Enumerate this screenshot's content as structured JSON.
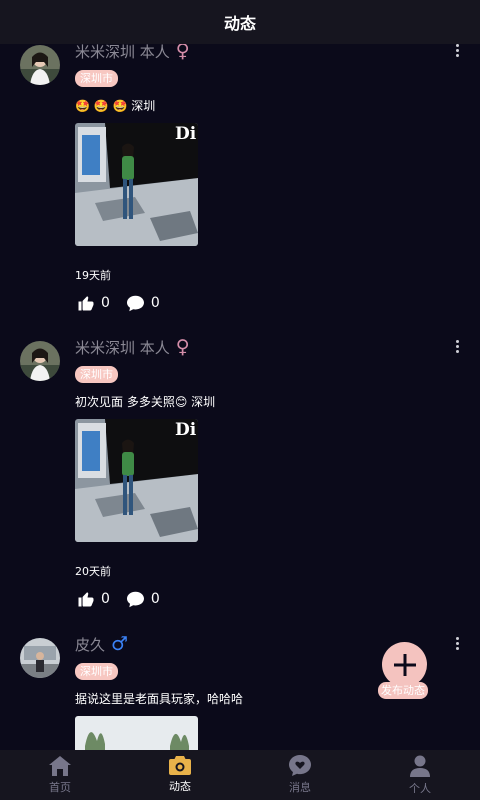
{
  "header": {
    "title": "动态"
  },
  "posts": [
    {
      "name": "米米深圳 本人",
      "gender_symbol": "♀",
      "city": "深圳市",
      "content": "🤩 🤩 🤩 深圳",
      "time": "19天前",
      "likes": "0",
      "comments": "0",
      "photo_text": "Di"
    },
    {
      "name": "米米深圳 本人",
      "gender_symbol": "♀",
      "city": "深圳市",
      "content": "初次见面 多多关照😊 深圳",
      "time": "20天前",
      "likes": "0",
      "comments": "0",
      "photo_text": "Di"
    },
    {
      "name": "皮久",
      "gender_symbol": "♂",
      "city": "深圳市",
      "content": "据说这里是老面具玩家，哈哈哈"
    }
  ],
  "fab": {
    "label": "发布动态"
  },
  "tabbar": {
    "items": [
      {
        "label": "首页"
      },
      {
        "label": "动态"
      },
      {
        "label": "消息"
      },
      {
        "label": "个人"
      }
    ]
  },
  "colors": {
    "background": "#0b0a1a",
    "bar": "#16151f",
    "accent_pink": "#f7c7c1",
    "female": "#d58eaa",
    "male": "#3b82f6",
    "tab_active_icon": "#e8b24a"
  }
}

** Aim of the task **
Reproduce the records verbatim, omitting all images they contain.

** Finished answer **
Enumerate this screenshot's content as structured JSON.
{
  "header": {
    "title": "动态"
  },
  "posts": [
    {
      "name": "米米深圳 本人",
      "gender_symbol": "♀",
      "city": "深圳市",
      "content": "🤩 🤩 🤩 深圳",
      "time": "19天前",
      "likes": "0",
      "comments": "0",
      "photo_text": "Di"
    },
    {
      "name": "米米深圳 本人",
      "gender_symbol": "♀",
      "city": "深圳市",
      "content": "初次见面 多多关照😊 深圳",
      "time": "20天前",
      "likes": "0",
      "comments": "0",
      "photo_text": "Di"
    },
    {
      "name": "皮久",
      "gender_symbol": "♂",
      "city": "深圳市",
      "content": "据说这里是老面具玩家，哈哈哈"
    }
  ],
  "fab": {
    "label": "发布动态"
  },
  "tabbar": {
    "items": [
      {
        "label": "首页"
      },
      {
        "label": "动态"
      },
      {
        "label": "消息"
      },
      {
        "label": "个人"
      }
    ]
  },
  "colors": {
    "background": "#0b0a1a",
    "bar": "#16151f",
    "accent_pink": "#f7c7c1",
    "female": "#d58eaa",
    "male": "#3b82f6",
    "tab_active_icon": "#e8b24a"
  }
}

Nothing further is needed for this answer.